**Exercise goal**
Transcribe all of the data exactly. Omit the pictures.

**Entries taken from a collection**

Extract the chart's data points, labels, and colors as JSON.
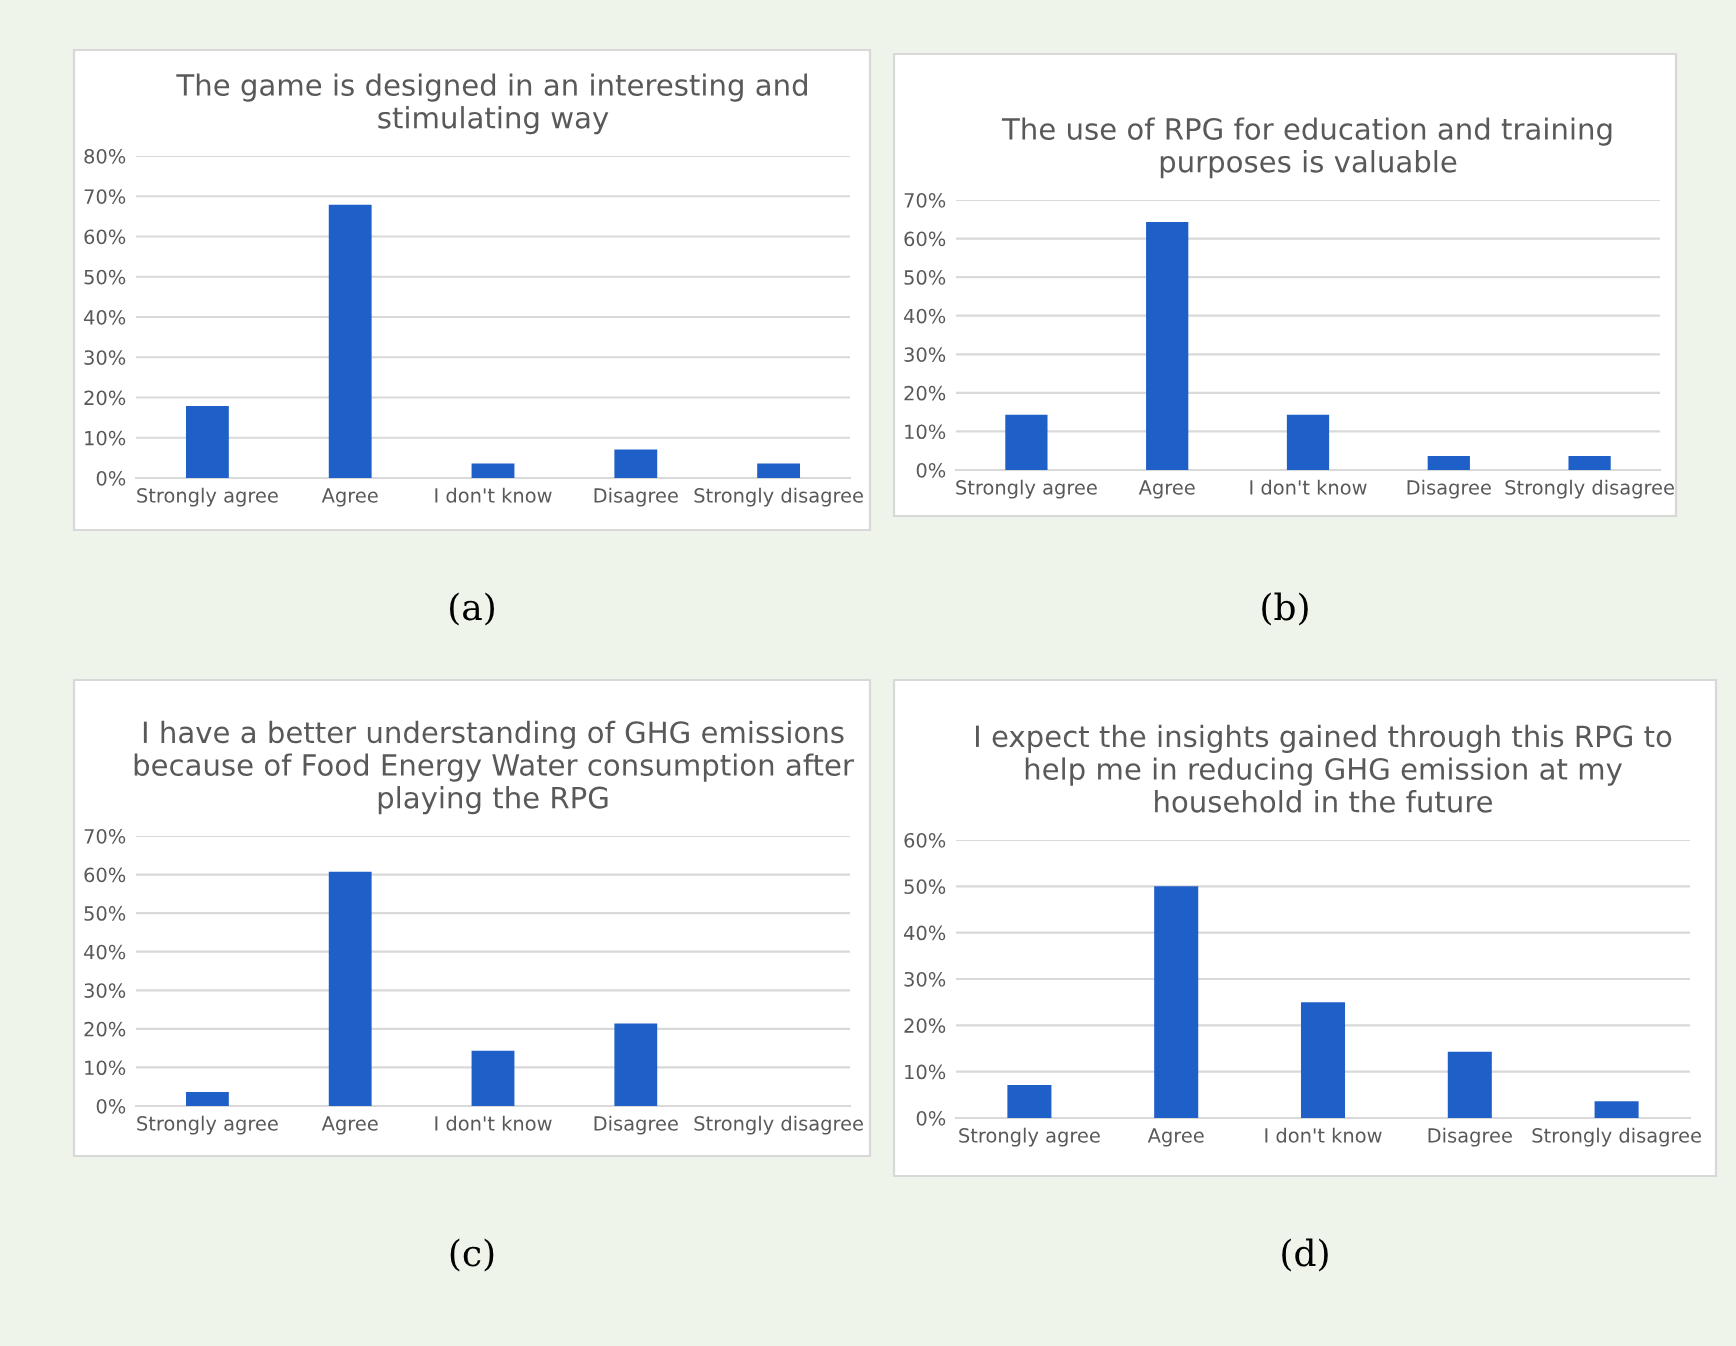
{
  "chart_data": [
    {
      "type": "bar",
      "title": "The game is designed in an interesting and\nstimulating way",
      "categories": [
        "Strongly agree",
        "Agree",
        "I don't know",
        "Disagree",
        "Strongly disagree"
      ],
      "values": [
        17.9,
        67.9,
        3.6,
        7.1,
        3.6
      ],
      "color": "#1f5fc8",
      "ylim": [
        0,
        80
      ],
      "yticks": [
        {
          "value": 0,
          "label": "0%"
        },
        {
          "value": 10,
          "label": "10%"
        },
        {
          "value": 20,
          "label": "20%"
        },
        {
          "value": 30,
          "label": "30%"
        },
        {
          "value": 40,
          "label": "40%"
        },
        {
          "value": 50,
          "label": "50%"
        },
        {
          "value": 60,
          "label": "60%"
        },
        {
          "value": 70,
          "label": "70%"
        },
        {
          "value": 80,
          "label": "80%"
        }
      ],
      "grid": "y",
      "legend": false,
      "annotations": [
        "(a)"
      ]
    },
    {
      "type": "bar",
      "title": "The use of RPG for education and training\npurposes is valuable",
      "categories": [
        "Strongly agree",
        "Agree",
        "I don't know",
        "Disagree",
        "Strongly disagree"
      ],
      "values": [
        14.3,
        64.3,
        14.3,
        3.6,
        3.6
      ],
      "color": "#1f5fc8",
      "ylim": [
        0,
        70
      ],
      "yticks": [
        {
          "value": 0,
          "label": "0%"
        },
        {
          "value": 10,
          "label": "10%"
        },
        {
          "value": 20,
          "label": "20%"
        },
        {
          "value": 30,
          "label": "30%"
        },
        {
          "value": 40,
          "label": "40%"
        },
        {
          "value": 50,
          "label": "50%"
        },
        {
          "value": 60,
          "label": "60%"
        },
        {
          "value": 70,
          "label": "70%"
        }
      ],
      "grid": "y",
      "legend": false,
      "annotations": [
        "(b)"
      ]
    },
    {
      "type": "bar",
      "title": "I have a better understanding of GHG emissions\nbecause of Food Energy Water consumption after\nplaying the RPG",
      "categories": [
        "Strongly agree",
        "Agree",
        "I don't know",
        "Disagree",
        "Strongly disagree"
      ],
      "values": [
        3.6,
        60.7,
        14.3,
        21.4,
        0
      ],
      "color": "#1f5fc8",
      "ylim": [
        0,
        70
      ],
      "yticks": [
        {
          "value": 0,
          "label": "0%"
        },
        {
          "value": 10,
          "label": "10%"
        },
        {
          "value": 20,
          "label": "20%"
        },
        {
          "value": 30,
          "label": "30%"
        },
        {
          "value": 40,
          "label": "40%"
        },
        {
          "value": 50,
          "label": "50%"
        },
        {
          "value": 60,
          "label": "60%"
        },
        {
          "value": 70,
          "label": "70%"
        }
      ],
      "grid": "y",
      "legend": false,
      "annotations": [
        "(c)"
      ]
    },
    {
      "type": "bar",
      "title": "I expect the insights gained through this RPG to\nhelp me in reducing GHG emission at my\nhousehold in the future",
      "categories": [
        "Strongly agree",
        "Agree",
        "I don't know",
        "Disagree",
        "Strongly disagree"
      ],
      "values": [
        7.1,
        50.0,
        25.0,
        14.3,
        3.6
      ],
      "color": "#1f5fc8",
      "ylim": [
        0,
        60
      ],
      "yticks": [
        {
          "value": 0,
          "label": "0%"
        },
        {
          "value": 10,
          "label": "10%"
        },
        {
          "value": 20,
          "label": "20%"
        },
        {
          "value": 30,
          "label": "30%"
        },
        {
          "value": 40,
          "label": "40%"
        },
        {
          "value": 50,
          "label": "50%"
        },
        {
          "value": 60,
          "label": "60%"
        }
      ],
      "grid": "y",
      "legend": false,
      "annotations": [
        "(d)"
      ]
    }
  ]
}
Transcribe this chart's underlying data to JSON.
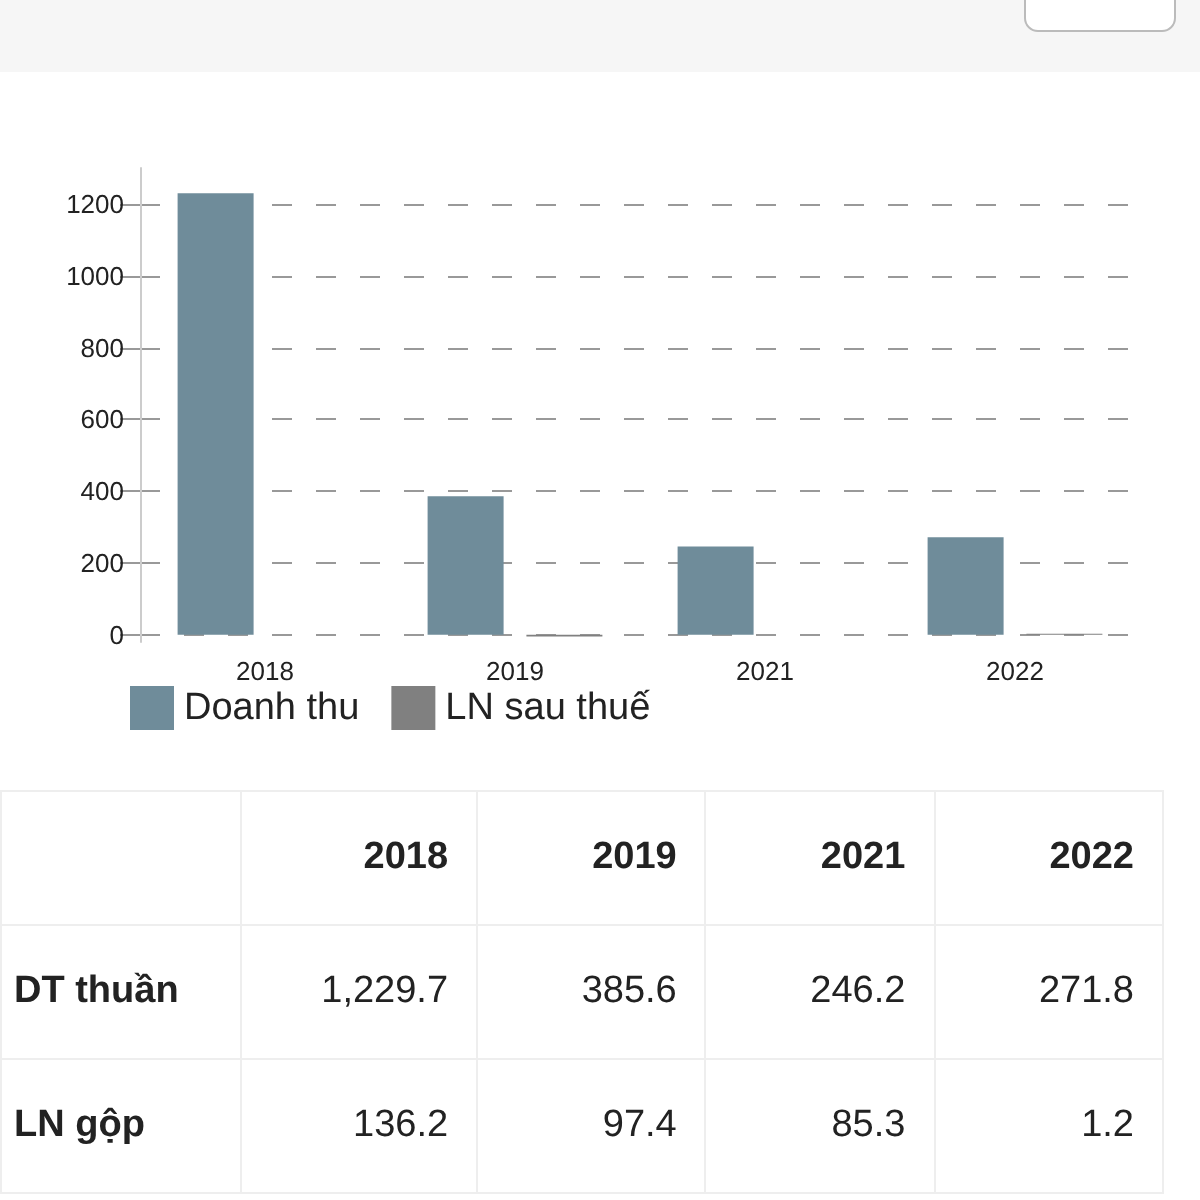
{
  "chart_data": {
    "type": "bar",
    "categories": [
      "2018",
      "2019",
      "2021",
      "2022"
    ],
    "series": [
      {
        "name": "Doanh thu",
        "color": "#6f8c9a",
        "values": [
          1229.7,
          385.6,
          246.2,
          271.8
        ],
        "value_labels": [
          "1,229.7",
          "385.6",
          "246.2",
          "271.8"
        ]
      },
      {
        "name": "LN sau thuế",
        "color": "#808080",
        "values": [
          0,
          -5,
          0,
          3
        ]
      }
    ],
    "ylim": [
      -20,
      1300
    ],
    "yticks": [
      0,
      200,
      400,
      600,
      800,
      {
        "value": 1000,
        "label": "1000"
      },
      {
        "value": 1200,
        "label": "1200"
      }
    ],
    "grid": "y",
    "legend": "bottom left",
    "annotations": [
      "DT thuần",
      "LN gộp",
      "136.2",
      "97.4",
      "85.3",
      "1.2"
    ]
  }
}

**Answer to the problem**
Extract the chart's data points, labels, and colors as JSON.
{
  "chart_data": [
    {
      "type": "bar",
      "title": "The game is designed in an interesting and\nstimulating way",
      "categories": [
        "Strongly agree",
        "Agree",
        "I don't know",
        "Disagree",
        "Strongly disagree"
      ],
      "values": [
        17.9,
        67.9,
        3.6,
        7.1,
        3.6
      ],
      "color": "#1f5fc8",
      "ylim": [
        0,
        80
      ],
      "yticks": [
        {
          "value": 0,
          "label": "0%"
        },
        {
          "value": 10,
          "label": "10%"
        },
        {
          "value": 20,
          "label": "20%"
        },
        {
          "value": 30,
          "label": "30%"
        },
        {
          "value": 40,
          "label": "40%"
        },
        {
          "value": 50,
          "label": "50%"
        },
        {
          "value": 60,
          "label": "60%"
        },
        {
          "value": 70,
          "label": "70%"
        },
        {
          "value": 80,
          "label": "80%"
        }
      ],
      "grid": "y",
      "legend": false,
      "annotations": [
        "(a)"
      ]
    },
    {
      "type": "bar",
      "title": "The use of RPG for education and training\npurposes is valuable",
      "categories": [
        "Strongly agree",
        "Agree",
        "I don't know",
        "Disagree",
        "Strongly disagree"
      ],
      "values": [
        14.3,
        64.3,
        14.3,
        3.6,
        3.6
      ],
      "color": "#1f5fc8",
      "ylim": [
        0,
        70
      ],
      "yticks": [
        {
          "value": 0,
          "label": "0%"
        },
        {
          "value": 10,
          "label": "10%"
        },
        {
          "value": 20,
          "label": "20%"
        },
        {
          "value": 30,
          "label": "30%"
        },
        {
          "value": 40,
          "label": "40%"
        },
        {
          "value": 50,
          "label": "50%"
        },
        {
          "value": 60,
          "label": "60%"
        },
        {
          "value": 70,
          "label": "70%"
        }
      ],
      "grid": "y",
      "legend": false,
      "annotations": [
        "(b)"
      ]
    },
    {
      "type": "bar",
      "title": "I have a better understanding of GHG emissions\nbecause of Food Energy Water consumption after\nplaying the RPG",
      "categories": [
        "Strongly agree",
        "Agree",
        "I don't know",
        "Disagree",
        "Strongly disagree"
      ],
      "values": [
        3.6,
        60.7,
        14.3,
        21.4,
        0
      ],
      "color": "#1f5fc8",
      "ylim": [
        0,
        70
      ],
      "yticks": [
        {
          "value": 0,
          "label": "0%"
        },
        {
          "value": 10,
          "label": "10%"
        },
        {
          "value": 20,
          "label": "20%"
        },
        {
          "value": 30,
          "label": "30%"
        },
        {
          "value": 40,
          "label": "40%"
        },
        {
          "value": 50,
          "label": "50%"
        },
        {
          "value": 60,
          "label": "60%"
        },
        {
          "value": 70,
          "label": "70%"
        }
      ],
      "grid": "y",
      "legend": false,
      "annotations": [
        "(c)"
      ]
    },
    {
      "type": "bar",
      "title": "I expect the insights gained through this RPG to\nhelp me in reducing GHG emission at my\nhousehold in the future",
      "categories": [
        "Strongly agree",
        "Agree",
        "I don't know",
        "Disagree",
        "Strongly disagree"
      ],
      "values": [
        7.1,
        50.0,
        25.0,
        14.3,
        3.6
      ],
      "color": "#1f5fc8",
      "ylim": [
        0,
        60
      ],
      "yticks": [
        {
          "value": 0,
          "label": "0%"
        },
        {
          "value": 10,
          "label": "10%"
        },
        {
          "value": 20,
          "label": "20%"
        },
        {
          "value": 30,
          "label": "30%"
        },
        {
          "value": 40,
          "label": "40%"
        },
        {
          "value": 50,
          "label": "50%"
        },
        {
          "value": 60,
          "label": "60%"
        }
      ],
      "grid": "y",
      "legend": false,
      "annotations": [
        "(d)"
      ]
    }
  ]
}
Transcribe this chart's underlying data to JSON.
{
  "chart_data": {
    "type": "bar",
    "categories": [
      "2018",
      "2019",
      "2021",
      "2022"
    ],
    "series": [
      {
        "name": "Doanh thu",
        "color": "#6f8c9a",
        "values": [
          1229.7,
          385.6,
          246.2,
          271.8
        ],
        "value_labels": [
          "1,229.7",
          "385.6",
          "246.2",
          "271.8"
        ]
      },
      {
        "name": "LN sau thuế",
        "color": "#808080",
        "values": [
          0,
          -5,
          0,
          3
        ]
      }
    ],
    "ylim": [
      -20,
      1300
    ],
    "yticks": [
      0,
      200,
      400,
      600,
      800,
      {
        "value": 1000,
        "label": "1000"
      },
      {
        "value": 1200,
        "label": "1200"
      }
    ],
    "grid": "y",
    "legend": "bottom left",
    "annotations": [
      "DT thuần",
      "LN gộp",
      "136.2",
      "97.4",
      "85.3",
      "1.2"
    ]
  }
}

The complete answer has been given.